--- start Records for this task ---

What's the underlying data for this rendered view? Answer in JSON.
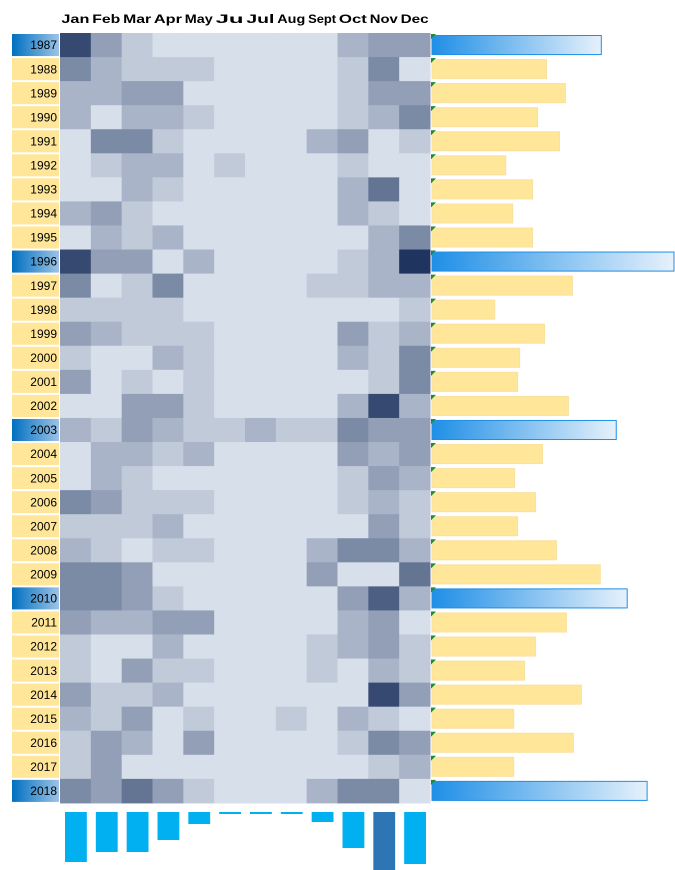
{
  "chart_data": {
    "type": "heatmap",
    "categories": [
      "Jan",
      "Feb",
      "Mar",
      "Apr",
      "May",
      "Ju",
      "Jul",
      "Aug",
      "Sept",
      "Oct",
      "Nov",
      "Dec"
    ],
    "rows": [
      "1987",
      "1988",
      "1989",
      "1990",
      "1991",
      "1992",
      "1993",
      "1994",
      "1995",
      "1996",
      "1997",
      "1998",
      "1999",
      "2000",
      "2001",
      "2002",
      "2003",
      "2004",
      "2005",
      "2006",
      "2007",
      "2008",
      "2009",
      "2010",
      "2011",
      "2012",
      "2013",
      "2014",
      "2015",
      "2016",
      "2017",
      "2018"
    ],
    "values": [
      [
        8,
        4,
        2,
        1,
        1,
        1,
        1,
        1,
        1,
        3,
        4,
        4
      ],
      [
        5,
        3,
        2,
        2,
        2,
        1,
        1,
        1,
        1,
        2,
        5,
        1
      ],
      [
        3,
        3,
        4,
        4,
        1,
        1,
        1,
        1,
        1,
        2,
        4,
        4
      ],
      [
        3,
        1,
        3,
        3,
        2,
        1,
        1,
        1,
        1,
        2,
        3,
        5
      ],
      [
        1,
        5,
        5,
        2,
        1,
        1,
        1,
        1,
        3,
        4,
        1,
        2
      ],
      [
        1,
        2,
        3,
        3,
        1,
        2,
        1,
        1,
        1,
        2,
        1,
        1
      ],
      [
        1,
        1,
        3,
        2,
        1,
        1,
        1,
        1,
        1,
        3,
        6,
        1
      ],
      [
        3,
        4,
        2,
        1,
        1,
        1,
        1,
        1,
        1,
        3,
        2,
        1
      ],
      [
        1,
        3,
        2,
        3,
        1,
        1,
        1,
        1,
        1,
        1,
        3,
        5
      ],
      [
        8,
        4,
        4,
        1,
        3,
        1,
        1,
        1,
        1,
        2,
        3,
        9
      ],
      [
        5,
        1,
        2,
        5,
        1,
        1,
        1,
        1,
        2,
        2,
        3,
        3
      ],
      [
        2,
        2,
        2,
        2,
        1,
        1,
        1,
        1,
        1,
        1,
        1,
        2
      ],
      [
        4,
        3,
        2,
        2,
        2,
        1,
        1,
        1,
        1,
        4,
        2,
        3
      ],
      [
        2,
        1,
        1,
        3,
        2,
        1,
        1,
        1,
        1,
        3,
        2,
        5
      ],
      [
        4,
        1,
        2,
        1,
        2,
        1,
        1,
        1,
        1,
        1,
        2,
        5
      ],
      [
        1,
        1,
        4,
        4,
        2,
        1,
        1,
        1,
        1,
        3,
        8,
        3
      ],
      [
        3,
        2,
        4,
        3,
        2,
        2,
        3,
        2,
        2,
        5,
        4,
        4
      ],
      [
        1,
        3,
        3,
        2,
        3,
        1,
        1,
        1,
        1,
        4,
        3,
        4
      ],
      [
        1,
        3,
        2,
        1,
        1,
        1,
        1,
        1,
        1,
        2,
        4,
        3
      ],
      [
        5,
        4,
        2,
        2,
        2,
        1,
        1,
        1,
        1,
        2,
        3,
        2
      ],
      [
        2,
        2,
        2,
        3,
        1,
        1,
        1,
        1,
        1,
        1,
        4,
        2
      ],
      [
        3,
        2,
        1,
        2,
        2,
        1,
        1,
        1,
        3,
        5,
        5,
        3
      ],
      [
        5,
        5,
        4,
        1,
        1,
        1,
        1,
        1,
        4,
        1,
        1,
        6
      ],
      [
        5,
        5,
        4,
        2,
        1,
        1,
        1,
        1,
        1,
        4,
        7,
        3
      ],
      [
        4,
        3,
        3,
        4,
        4,
        1,
        1,
        1,
        1,
        3,
        4,
        1
      ],
      [
        2,
        1,
        1,
        3,
        1,
        1,
        1,
        1,
        2,
        3,
        4,
        2
      ],
      [
        2,
        1,
        4,
        2,
        2,
        1,
        1,
        1,
        2,
        1,
        3,
        2
      ],
      [
        4,
        2,
        2,
        3,
        1,
        1,
        1,
        1,
        1,
        1,
        8,
        4
      ],
      [
        3,
        2,
        4,
        1,
        2,
        1,
        1,
        2,
        1,
        3,
        2,
        1
      ],
      [
        2,
        4,
        3,
        1,
        4,
        1,
        1,
        1,
        1,
        2,
        5,
        4
      ],
      [
        2,
        4,
        1,
        1,
        1,
        1,
        1,
        1,
        1,
        1,
        2,
        3
      ],
      [
        5,
        4,
        6,
        4,
        2,
        1,
        1,
        1,
        3,
        5,
        5,
        1
      ]
    ],
    "colorlim": [
      0,
      9
    ],
    "colors": [
      "#eef4fc",
      "#1f3560"
    ],
    "row_totals": {
      "values": [
        170,
        115,
        134,
        106,
        128,
        74,
        101,
        81,
        101,
        243,
        141,
        63,
        113,
        88,
        86,
        137,
        185,
        111,
        83,
        104,
        86,
        125,
        169,
        196,
        135,
        104,
        93,
        150,
        82,
        142,
        82,
        216
      ],
      "xlim": [
        0,
        243
      ],
      "color": "#ffe699",
      "highlight_color": "#1f8fe6",
      "highlighted": [
        true,
        false,
        false,
        false,
        false,
        false,
        false,
        false,
        false,
        true,
        false,
        false,
        false,
        false,
        false,
        false,
        true,
        false,
        false,
        false,
        false,
        false,
        false,
        true,
        false,
        false,
        false,
        false,
        false,
        false,
        false,
        true
      ]
    },
    "column_totals": {
      "values": [
        50,
        40,
        40,
        28,
        12,
        2,
        2,
        2,
        10,
        36,
        58,
        52
      ],
      "ylim": [
        0,
        58
      ],
      "color": "#00b0f0",
      "highlight_color": "#2e75b6",
      "highlighted": [
        false,
        false,
        false,
        false,
        false,
        false,
        false,
        false,
        false,
        false,
        true,
        false
      ]
    }
  }
}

--- end Records for this task ---

To be done: Give back the entries verbatim. Do not include any picture.

Expected answer:
What's the underlying data for this rendered view? Answer in JSON.
{
  "chart_data": {
    "type": "heatmap",
    "categories": [
      "Jan",
      "Feb",
      "Mar",
      "Apr",
      "May",
      "Ju",
      "Jul",
      "Aug",
      "Sept",
      "Oct",
      "Nov",
      "Dec"
    ],
    "rows": [
      "1987",
      "1988",
      "1989",
      "1990",
      "1991",
      "1992",
      "1993",
      "1994",
      "1995",
      "1996",
      "1997",
      "1998",
      "1999",
      "2000",
      "2001",
      "2002",
      "2003",
      "2004",
      "2005",
      "2006",
      "2007",
      "2008",
      "2009",
      "2010",
      "2011",
      "2012",
      "2013",
      "2014",
      "2015",
      "2016",
      "2017",
      "2018"
    ],
    "values": [
      [
        8,
        4,
        2,
        1,
        1,
        1,
        1,
        1,
        1,
        3,
        4,
        4
      ],
      [
        5,
        3,
        2,
        2,
        2,
        1,
        1,
        1,
        1,
        2,
        5,
        1
      ],
      [
        3,
        3,
        4,
        4,
        1,
        1,
        1,
        1,
        1,
        2,
        4,
        4
      ],
      [
        3,
        1,
        3,
        3,
        2,
        1,
        1,
        1,
        1,
        2,
        3,
        5
      ],
      [
        1,
        5,
        5,
        2,
        1,
        1,
        1,
        1,
        3,
        4,
        1,
        2
      ],
      [
        1,
        2,
        3,
        3,
        1,
        2,
        1,
        1,
        1,
        2,
        1,
        1
      ],
      [
        1,
        1,
        3,
        2,
        1,
        1,
        1,
        1,
        1,
        3,
        6,
        1
      ],
      [
        3,
        4,
        2,
        1,
        1,
        1,
        1,
        1,
        1,
        3,
        2,
        1
      ],
      [
        1,
        3,
        2,
        3,
        1,
        1,
        1,
        1,
        1,
        1,
        3,
        5
      ],
      [
        8,
        4,
        4,
        1,
        3,
        1,
        1,
        1,
        1,
        2,
        3,
        9
      ],
      [
        5,
        1,
        2,
        5,
        1,
        1,
        1,
        1,
        2,
        2,
        3,
        3
      ],
      [
        2,
        2,
        2,
        2,
        1,
        1,
        1,
        1,
        1,
        1,
        1,
        2
      ],
      [
        4,
        3,
        2,
        2,
        2,
        1,
        1,
        1,
        1,
        4,
        2,
        3
      ],
      [
        2,
        1,
        1,
        3,
        2,
        1,
        1,
        1,
        1,
        3,
        2,
        5
      ],
      [
        4,
        1,
        2,
        1,
        2,
        1,
        1,
        1,
        1,
        1,
        2,
        5
      ],
      [
        1,
        1,
        4,
        4,
        2,
        1,
        1,
        1,
        1,
        3,
        8,
        3
      ],
      [
        3,
        2,
        4,
        3,
        2,
        2,
        3,
        2,
        2,
        5,
        4,
        4
      ],
      [
        1,
        3,
        3,
        2,
        3,
        1,
        1,
        1,
        1,
        4,
        3,
        4
      ],
      [
        1,
        3,
        2,
        1,
        1,
        1,
        1,
        1,
        1,
        2,
        4,
        3
      ],
      [
        5,
        4,
        2,
        2,
        2,
        1,
        1,
        1,
        1,
        2,
        3,
        2
      ],
      [
        2,
        2,
        2,
        3,
        1,
        1,
        1,
        1,
        1,
        1,
        4,
        2
      ],
      [
        3,
        2,
        1,
        2,
        2,
        1,
        1,
        1,
        3,
        5,
        5,
        3
      ],
      [
        5,
        5,
        4,
        1,
        1,
        1,
        1,
        1,
        4,
        1,
        1,
        6
      ],
      [
        5,
        5,
        4,
        2,
        1,
        1,
        1,
        1,
        1,
        4,
        7,
        3
      ],
      [
        4,
        3,
        3,
        4,
        4,
        1,
        1,
        1,
        1,
        3,
        4,
        1
      ],
      [
        2,
        1,
        1,
        3,
        1,
        1,
        1,
        1,
        2,
        3,
        4,
        2
      ],
      [
        2,
        1,
        4,
        2,
        2,
        1,
        1,
        1,
        2,
        1,
        3,
        2
      ],
      [
        4,
        2,
        2,
        3,
        1,
        1,
        1,
        1,
        1,
        1,
        8,
        4
      ],
      [
        3,
        2,
        4,
        1,
        2,
        1,
        1,
        2,
        1,
        3,
        2,
        1
      ],
      [
        2,
        4,
        3,
        1,
        4,
        1,
        1,
        1,
        1,
        2,
        5,
        4
      ],
      [
        2,
        4,
        1,
        1,
        1,
        1,
        1,
        1,
        1,
        1,
        2,
        3
      ],
      [
        5,
        4,
        6,
        4,
        2,
        1,
        1,
        1,
        3,
        5,
        5,
        1
      ]
    ],
    "colorlim": [
      0,
      9
    ],
    "colors": [
      "#eef4fc",
      "#1f3560"
    ],
    "row_totals": {
      "values": [
        170,
        115,
        134,
        106,
        128,
        74,
        101,
        81,
        101,
        243,
        141,
        63,
        113,
        88,
        86,
        137,
        185,
        111,
        83,
        104,
        86,
        125,
        169,
        196,
        135,
        104,
        93,
        150,
        82,
        142,
        82,
        216
      ],
      "xlim": [
        0,
        243
      ],
      "color": "#ffe699",
      "highlight_color": "#1f8fe6",
      "highlighted": [
        true,
        false,
        false,
        false,
        false,
        false,
        false,
        false,
        false,
        true,
        false,
        false,
        false,
        false,
        false,
        false,
        true,
        false,
        false,
        false,
        false,
        false,
        false,
        true,
        false,
        false,
        false,
        false,
        false,
        false,
        false,
        true
      ]
    },
    "column_totals": {
      "values": [
        50,
        40,
        40,
        28,
        12,
        2,
        2,
        2,
        10,
        36,
        58,
        52
      ],
      "ylim": [
        0,
        58
      ],
      "color": "#00b0f0",
      "highlight_color": "#2e75b6",
      "highlighted": [
        false,
        false,
        false,
        false,
        false,
        false,
        false,
        false,
        false,
        false,
        true,
        false
      ]
    }
  }
}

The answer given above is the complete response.